*Work to complete*
a. In the piece on Sharknado's Twitter buzz, roughly how many viewers did the movie draw?
b. Quote the piece on Sharknado's Twitter buzz word for word, everything from "It was, however, an" down to "picture was flabbergasted.".
c. Name every latecomer to the party that the piece on Sharknado's Twitter buzz says community brought in.

*Source document*
╔══
Casablanca it was not.
It was, however, an absolute smash on Twitter, where the tweets flew like, well, sharks from a freak tornado. According to Patrick Ruffini, users of that social media platform mentioned the movie well over 5,000 times a minute. No one expected it. I'm absolutely sure the network didn't plan for that much success. The director of the picture was flabbergasted.
Five. Thousand. A minute. A Game of Thrones territory.
That's the kind of excitement you'd like for your rally or town-hall meeting, right? Right. RIGHT!
Naysayers have pointed out those tweets didn't exactly translate into viewers. Sharknado drew roughly 1.4 million viewers, respectable for one of SyFy's original movies (and more people than watched the return of Derek Jeter to the Yankees' lineup), but certainly not the numbers you would expect from a 5,000 tweets-per-minute event. The obvious lesson here is that Twitter fame does not transfer easily to "the real world", right?
Wrong. Very, very wrong.
As usually happens, the story of TwitterNado needed a couple more days to sit before we saw the real story. Indeed, the Twitter buzz didn't bring viewers flocking (though 1.4 million viewers is nothing to sneeze at), but that's not what social media buzz during an event does. You don't tweet about an event to bring people to the event -- that's what pre-event publicity and marketing does -- but to build a community inside the event. Or, as Moe Lane tweeted after the movie, "[p]eople kept doing it because it's fun to hang with each other online". Community is the best end result of any social media campaign. (Tweetable). Community is what brings people back to you after you've made that one big splash. Community is what brought in latecomers to the party like Kathleen Sebelius, the National Weather Service, and the EPA. Community is what will bring people back to the SyFy network to check out one of their other horribly-goofy original movies.
There's more. The Twitter feeding frenzy gave the network enough confidence to re-air the movie this week -- something I don't believe it's ever done as quickly with its other original movies such as Mansquito, Sharktopus, or Mega Croc vs. Gatoroid (with Debbie Gibson and Tiffany! Giant CGI monsters and 80s pop stars!). As well, the network is in talks with the filmmakers to make a sequel, which I believe is another first for the "original pictures" brand. Let's not forget that dozens of news articles that introduced hundreds of thousands of people to SyFy original movies, The Asylum, Thunder Levin (the writer and yes, that's his real name). Social media made all that happen, for the price of, what, a few in-house commercials and Tweets from the network?
╚══
*Information supplied*
╔══
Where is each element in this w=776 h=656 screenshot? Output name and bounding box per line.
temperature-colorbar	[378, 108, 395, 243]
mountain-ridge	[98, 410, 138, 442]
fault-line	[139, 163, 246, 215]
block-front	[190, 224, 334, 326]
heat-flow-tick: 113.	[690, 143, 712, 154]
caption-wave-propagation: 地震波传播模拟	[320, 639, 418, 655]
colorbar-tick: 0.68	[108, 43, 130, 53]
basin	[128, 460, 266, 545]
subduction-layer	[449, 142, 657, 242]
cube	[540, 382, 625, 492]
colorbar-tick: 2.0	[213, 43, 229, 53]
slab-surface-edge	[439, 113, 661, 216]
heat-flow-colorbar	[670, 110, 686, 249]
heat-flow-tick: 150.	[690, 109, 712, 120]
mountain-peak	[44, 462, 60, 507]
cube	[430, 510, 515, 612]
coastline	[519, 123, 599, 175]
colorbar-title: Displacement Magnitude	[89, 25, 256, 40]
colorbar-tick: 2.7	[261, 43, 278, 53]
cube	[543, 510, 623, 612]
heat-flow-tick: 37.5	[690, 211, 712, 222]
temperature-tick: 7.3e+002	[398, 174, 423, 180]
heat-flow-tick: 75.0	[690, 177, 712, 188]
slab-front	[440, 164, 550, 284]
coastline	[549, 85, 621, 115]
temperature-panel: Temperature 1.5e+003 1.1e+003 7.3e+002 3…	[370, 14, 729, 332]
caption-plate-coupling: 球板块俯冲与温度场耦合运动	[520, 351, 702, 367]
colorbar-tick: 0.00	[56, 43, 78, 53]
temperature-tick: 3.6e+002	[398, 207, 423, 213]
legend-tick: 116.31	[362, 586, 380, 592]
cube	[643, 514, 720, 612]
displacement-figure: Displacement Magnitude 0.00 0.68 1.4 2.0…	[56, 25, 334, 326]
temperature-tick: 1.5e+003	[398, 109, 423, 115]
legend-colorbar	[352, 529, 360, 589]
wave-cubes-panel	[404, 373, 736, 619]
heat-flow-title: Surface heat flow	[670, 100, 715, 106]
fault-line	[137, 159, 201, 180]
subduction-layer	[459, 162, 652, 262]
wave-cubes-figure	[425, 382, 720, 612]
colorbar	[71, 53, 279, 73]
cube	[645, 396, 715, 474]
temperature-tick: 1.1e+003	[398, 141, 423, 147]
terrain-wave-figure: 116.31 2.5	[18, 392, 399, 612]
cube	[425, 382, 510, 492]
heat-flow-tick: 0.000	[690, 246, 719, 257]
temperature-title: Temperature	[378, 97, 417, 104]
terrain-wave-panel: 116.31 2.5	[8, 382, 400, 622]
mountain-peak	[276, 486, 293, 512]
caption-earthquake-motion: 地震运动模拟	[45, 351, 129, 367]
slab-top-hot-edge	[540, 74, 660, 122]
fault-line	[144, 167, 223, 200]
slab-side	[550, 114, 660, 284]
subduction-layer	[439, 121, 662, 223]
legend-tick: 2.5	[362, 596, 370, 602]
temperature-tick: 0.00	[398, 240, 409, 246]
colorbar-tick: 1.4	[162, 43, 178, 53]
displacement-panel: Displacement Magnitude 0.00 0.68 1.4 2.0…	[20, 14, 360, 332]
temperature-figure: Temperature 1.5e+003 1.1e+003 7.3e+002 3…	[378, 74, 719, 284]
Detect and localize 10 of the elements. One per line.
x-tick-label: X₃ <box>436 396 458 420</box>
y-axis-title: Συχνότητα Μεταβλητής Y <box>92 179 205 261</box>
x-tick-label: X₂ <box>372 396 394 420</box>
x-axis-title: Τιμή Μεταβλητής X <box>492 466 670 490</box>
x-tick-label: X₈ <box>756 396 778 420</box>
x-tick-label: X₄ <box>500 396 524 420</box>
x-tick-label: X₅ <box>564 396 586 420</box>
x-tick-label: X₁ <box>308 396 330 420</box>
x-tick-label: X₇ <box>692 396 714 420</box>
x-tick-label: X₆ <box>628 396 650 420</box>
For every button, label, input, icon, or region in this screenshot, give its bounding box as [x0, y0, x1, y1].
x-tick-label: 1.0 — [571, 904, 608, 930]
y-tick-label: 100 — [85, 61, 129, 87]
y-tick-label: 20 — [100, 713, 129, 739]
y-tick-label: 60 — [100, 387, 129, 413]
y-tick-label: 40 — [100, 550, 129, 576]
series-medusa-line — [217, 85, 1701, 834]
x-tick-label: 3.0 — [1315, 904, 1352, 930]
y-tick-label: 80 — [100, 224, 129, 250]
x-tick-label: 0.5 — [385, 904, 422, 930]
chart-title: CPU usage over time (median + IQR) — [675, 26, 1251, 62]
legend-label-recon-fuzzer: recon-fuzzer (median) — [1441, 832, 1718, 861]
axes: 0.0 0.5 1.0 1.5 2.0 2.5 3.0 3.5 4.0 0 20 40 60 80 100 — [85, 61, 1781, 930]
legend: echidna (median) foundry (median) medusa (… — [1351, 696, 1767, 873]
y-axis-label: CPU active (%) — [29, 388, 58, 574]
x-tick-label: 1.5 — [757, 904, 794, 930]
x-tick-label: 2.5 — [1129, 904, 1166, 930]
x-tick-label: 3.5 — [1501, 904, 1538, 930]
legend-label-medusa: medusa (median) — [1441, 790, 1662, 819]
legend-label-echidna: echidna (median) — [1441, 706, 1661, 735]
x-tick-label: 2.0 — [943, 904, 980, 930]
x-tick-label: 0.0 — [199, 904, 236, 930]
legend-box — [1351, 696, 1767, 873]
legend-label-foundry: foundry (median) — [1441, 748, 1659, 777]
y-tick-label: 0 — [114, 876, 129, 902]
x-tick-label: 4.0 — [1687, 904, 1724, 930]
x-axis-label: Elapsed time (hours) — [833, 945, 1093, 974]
╚══
*Responses to the tasks*
a. Roughly 1.4 million viewers.

b.
It was, however, an absolute smash on Twitter, where the tweets flew like, well, sharks from a freak tornado. According to Patrick Ruffini, users of that social media platform mentioned the movie well over 5,000 times a minute. No one expected it. I'm absolutely sure the network didn't plan for that much success. The director of the picture was flabbergasted.

c. Kathleen Sebelius, the National Weather Service, and the EPA.